GIVEN EXERCISE.
As an exercise in exact copying, transcribe the lines below from the one holding "Decode this image" through the last, with both ends included and pictures left out.

[Stored data]
------

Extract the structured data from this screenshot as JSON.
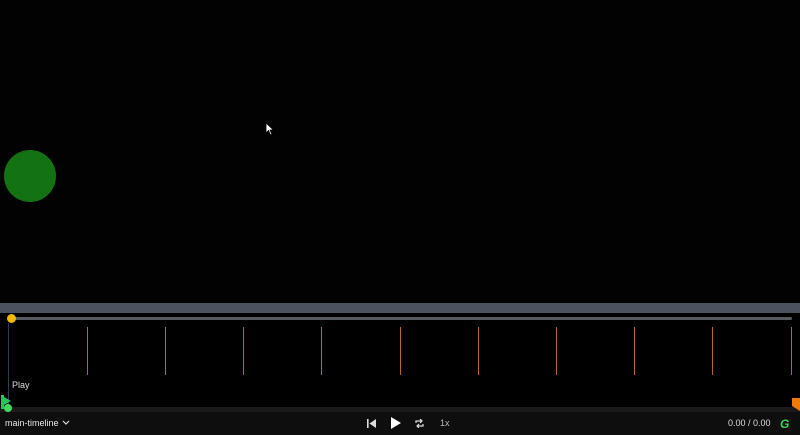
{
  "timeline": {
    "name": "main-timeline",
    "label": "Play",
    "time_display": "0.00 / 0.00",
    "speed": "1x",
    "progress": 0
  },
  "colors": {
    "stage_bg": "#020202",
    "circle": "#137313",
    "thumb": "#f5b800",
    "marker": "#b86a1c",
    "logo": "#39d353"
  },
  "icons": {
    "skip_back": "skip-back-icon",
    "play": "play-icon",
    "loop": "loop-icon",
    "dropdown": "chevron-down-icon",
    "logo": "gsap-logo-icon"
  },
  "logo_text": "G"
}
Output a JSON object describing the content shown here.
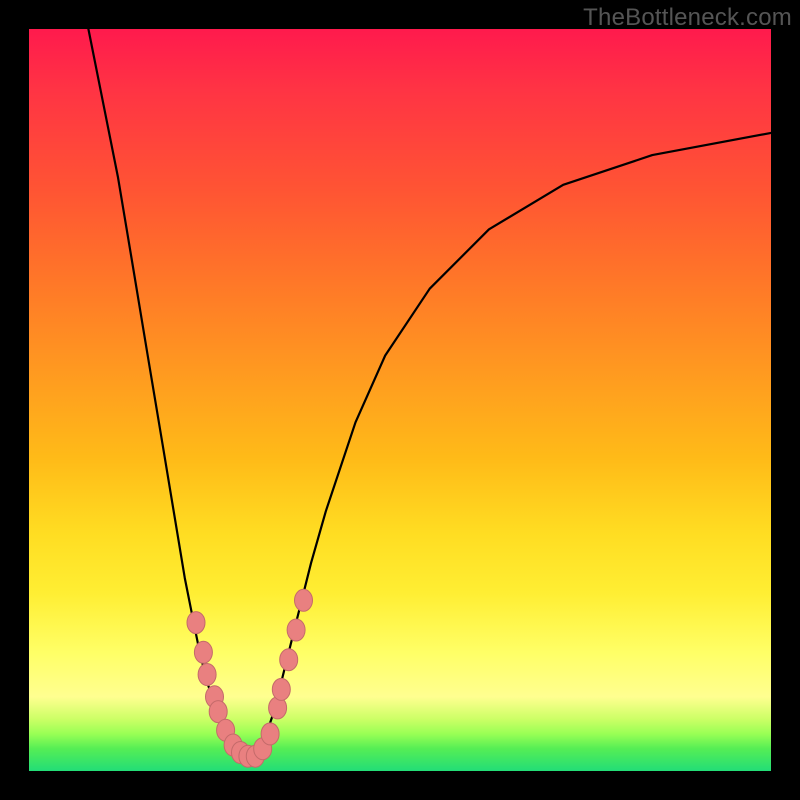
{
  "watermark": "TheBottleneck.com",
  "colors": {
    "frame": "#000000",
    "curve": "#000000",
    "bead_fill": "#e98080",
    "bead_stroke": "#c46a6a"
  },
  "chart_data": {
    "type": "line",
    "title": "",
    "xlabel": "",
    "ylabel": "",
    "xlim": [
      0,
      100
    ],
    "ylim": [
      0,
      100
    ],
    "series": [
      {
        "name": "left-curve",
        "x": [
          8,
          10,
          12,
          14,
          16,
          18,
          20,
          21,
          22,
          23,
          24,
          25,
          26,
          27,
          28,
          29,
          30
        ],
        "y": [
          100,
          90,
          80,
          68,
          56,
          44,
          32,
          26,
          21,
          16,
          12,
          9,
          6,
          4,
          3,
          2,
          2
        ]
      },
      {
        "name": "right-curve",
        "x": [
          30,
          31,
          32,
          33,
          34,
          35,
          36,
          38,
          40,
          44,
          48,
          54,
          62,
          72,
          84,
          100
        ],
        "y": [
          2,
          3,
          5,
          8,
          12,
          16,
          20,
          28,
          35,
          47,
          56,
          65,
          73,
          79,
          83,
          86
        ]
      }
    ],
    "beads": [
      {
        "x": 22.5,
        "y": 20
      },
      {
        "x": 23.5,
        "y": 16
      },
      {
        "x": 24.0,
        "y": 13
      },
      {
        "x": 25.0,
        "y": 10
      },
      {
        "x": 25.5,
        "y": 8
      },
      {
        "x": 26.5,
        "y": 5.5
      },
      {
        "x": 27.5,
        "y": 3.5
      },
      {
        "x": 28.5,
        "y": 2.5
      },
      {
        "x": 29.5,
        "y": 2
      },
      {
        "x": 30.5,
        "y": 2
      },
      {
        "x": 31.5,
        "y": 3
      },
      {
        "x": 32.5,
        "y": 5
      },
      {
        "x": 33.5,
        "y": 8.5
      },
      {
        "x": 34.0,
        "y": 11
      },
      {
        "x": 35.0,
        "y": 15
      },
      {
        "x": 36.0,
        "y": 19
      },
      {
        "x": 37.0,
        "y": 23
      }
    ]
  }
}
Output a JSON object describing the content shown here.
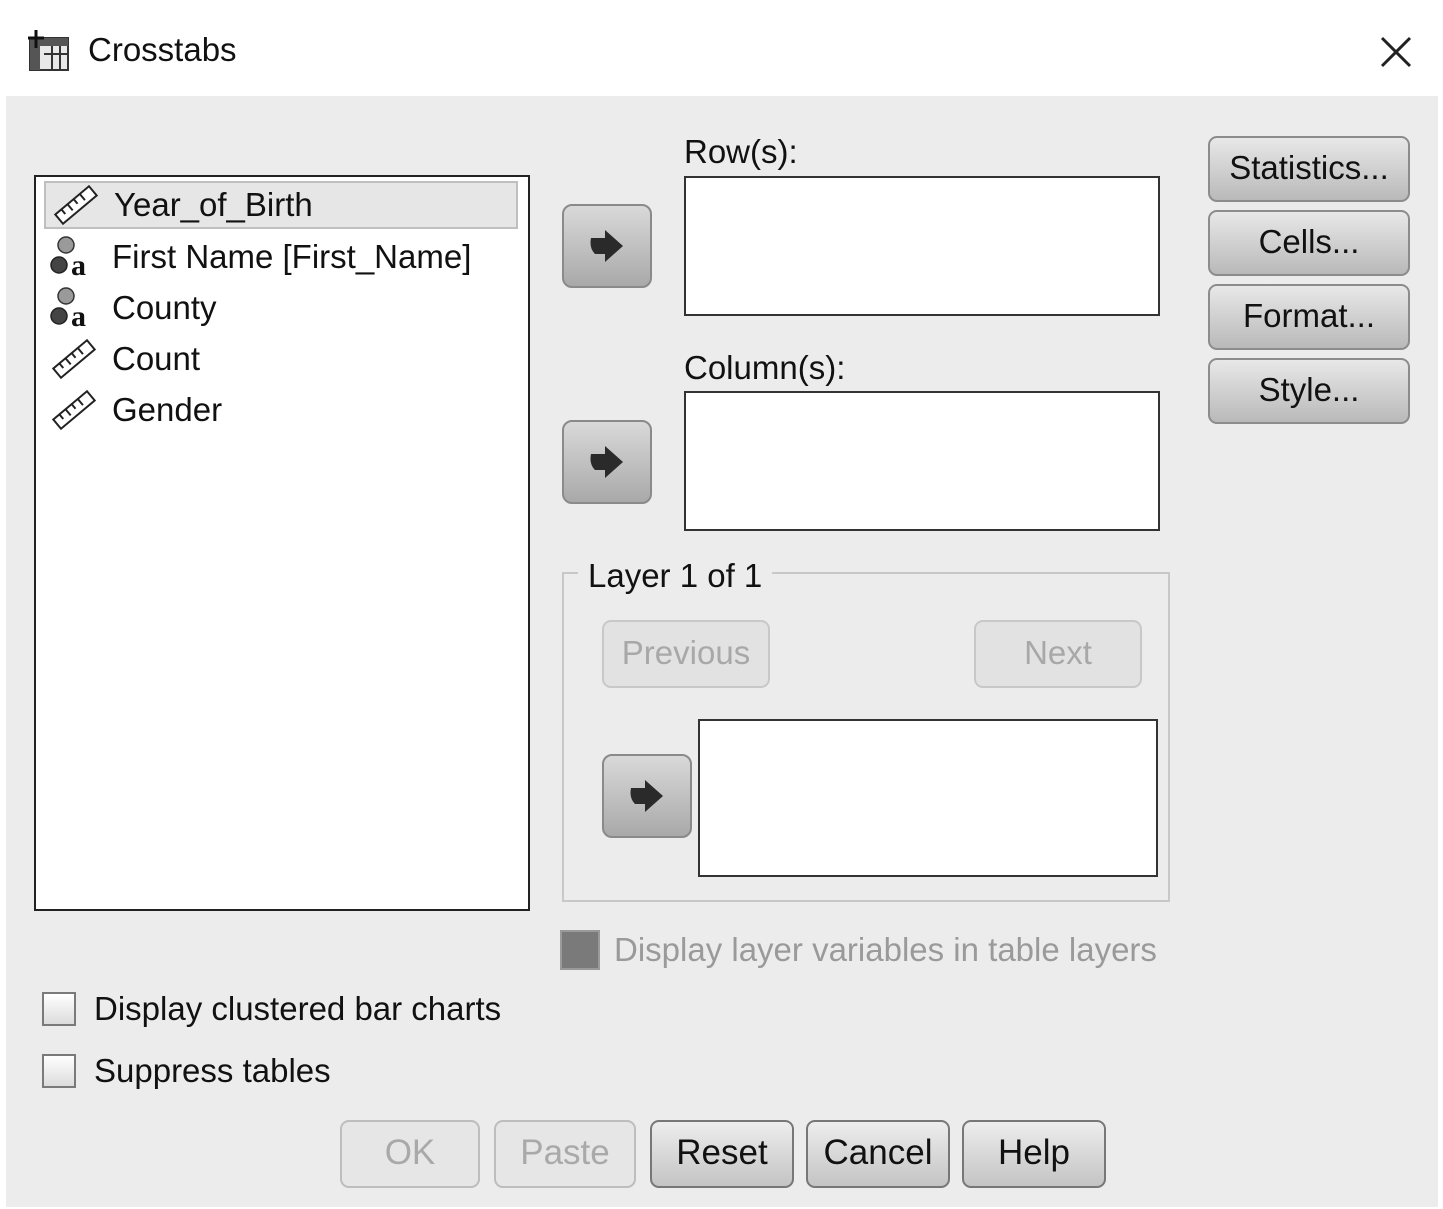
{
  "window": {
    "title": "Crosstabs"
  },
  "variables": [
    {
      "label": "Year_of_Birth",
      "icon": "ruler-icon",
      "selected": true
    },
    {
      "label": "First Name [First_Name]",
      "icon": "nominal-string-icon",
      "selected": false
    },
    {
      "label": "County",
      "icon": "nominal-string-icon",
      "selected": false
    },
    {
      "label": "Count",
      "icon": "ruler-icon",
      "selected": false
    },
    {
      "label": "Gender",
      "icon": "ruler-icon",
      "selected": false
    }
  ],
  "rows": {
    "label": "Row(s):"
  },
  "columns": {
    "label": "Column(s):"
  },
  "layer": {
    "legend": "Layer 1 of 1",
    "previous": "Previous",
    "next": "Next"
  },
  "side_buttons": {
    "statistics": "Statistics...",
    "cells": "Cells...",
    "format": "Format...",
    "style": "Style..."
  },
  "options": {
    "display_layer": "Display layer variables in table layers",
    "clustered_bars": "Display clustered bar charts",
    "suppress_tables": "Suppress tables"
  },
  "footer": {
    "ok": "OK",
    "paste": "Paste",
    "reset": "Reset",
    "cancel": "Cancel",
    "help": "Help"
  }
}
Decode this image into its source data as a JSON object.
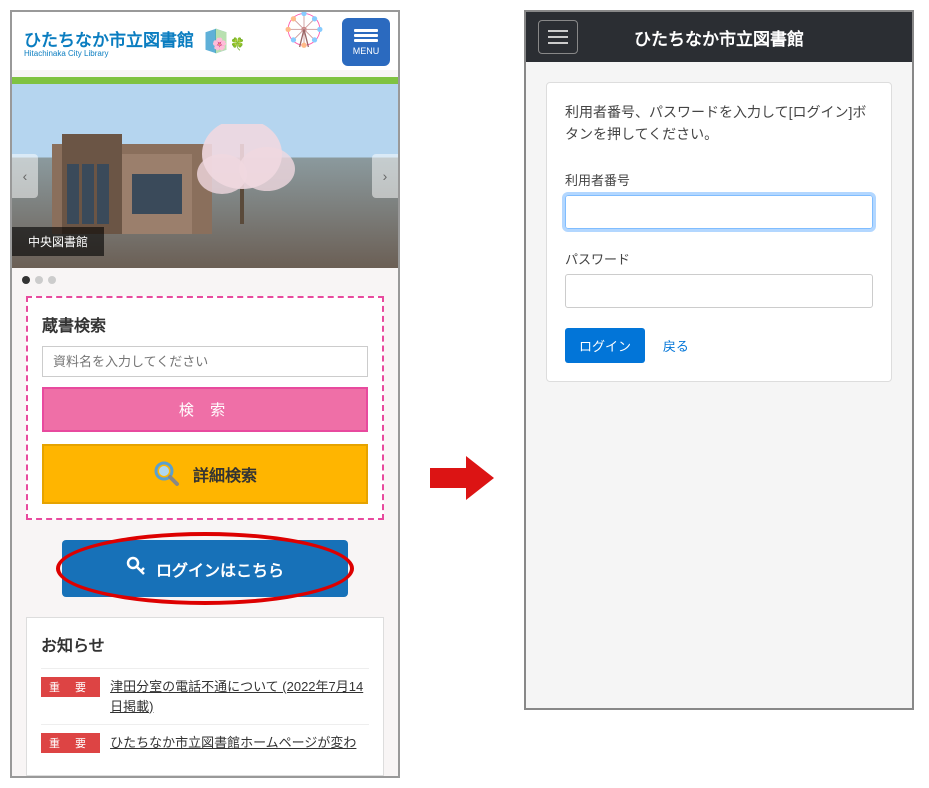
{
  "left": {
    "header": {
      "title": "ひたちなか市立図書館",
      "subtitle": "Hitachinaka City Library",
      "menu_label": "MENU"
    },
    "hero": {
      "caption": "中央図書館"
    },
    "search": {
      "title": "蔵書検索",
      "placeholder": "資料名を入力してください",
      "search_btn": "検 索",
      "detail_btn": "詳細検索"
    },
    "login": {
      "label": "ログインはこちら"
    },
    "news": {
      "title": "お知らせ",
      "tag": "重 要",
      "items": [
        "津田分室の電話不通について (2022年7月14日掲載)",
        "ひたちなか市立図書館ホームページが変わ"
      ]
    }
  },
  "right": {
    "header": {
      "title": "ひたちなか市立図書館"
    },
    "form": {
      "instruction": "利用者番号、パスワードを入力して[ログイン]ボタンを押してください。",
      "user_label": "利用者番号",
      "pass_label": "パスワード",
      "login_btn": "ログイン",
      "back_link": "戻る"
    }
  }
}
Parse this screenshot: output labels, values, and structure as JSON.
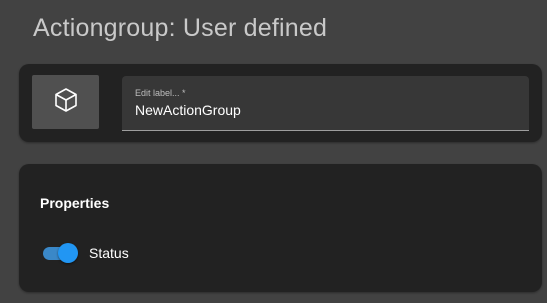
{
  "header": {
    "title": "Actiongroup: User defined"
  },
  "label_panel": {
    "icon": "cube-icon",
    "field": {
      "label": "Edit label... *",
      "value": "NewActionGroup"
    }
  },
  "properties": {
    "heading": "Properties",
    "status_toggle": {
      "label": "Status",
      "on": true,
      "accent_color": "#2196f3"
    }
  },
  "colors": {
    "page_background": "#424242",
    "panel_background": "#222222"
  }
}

------

TASK SOLUTION.
Decode this image into its source data as a JSON object.
{
  "left": {
    "header": {
      "title": "ひたちなか市立図書館",
      "subtitle": "Hitachinaka City Library",
      "menu_label": "MENU"
    },
    "hero": {
      "caption": "中央図書館"
    },
    "search": {
      "title": "蔵書検索",
      "placeholder": "資料名を入力してください",
      "search_btn": "検 索",
      "detail_btn": "詳細検索"
    },
    "login": {
      "label": "ログインはこちら"
    },
    "news": {
      "title": "お知らせ",
      "tag": "重 要",
      "items": [
        "津田分室の電話不通について (2022年7月14日掲載)",
        "ひたちなか市立図書館ホームページが変わ"
      ]
    }
  },
  "right": {
    "header": {
      "title": "ひたちなか市立図書館"
    },
    "form": {
      "instruction": "利用者番号、パスワードを入力して[ログイン]ボタンを押してください。",
      "user_label": "利用者番号",
      "pass_label": "パスワード",
      "login_btn": "ログイン",
      "back_link": "戻る"
    }
  }
}
Parse this screenshot: output labels, values, and structure as JSON.
{
  "header": {
    "title": "Actiongroup: User defined"
  },
  "label_panel": {
    "icon": "cube-icon",
    "field": {
      "label": "Edit label... *",
      "value": "NewActionGroup"
    }
  },
  "properties": {
    "heading": "Properties",
    "status_toggle": {
      "label": "Status",
      "on": true,
      "accent_color": "#2196f3"
    }
  },
  "colors": {
    "page_background": "#424242",
    "panel_background": "#222222"
  }
}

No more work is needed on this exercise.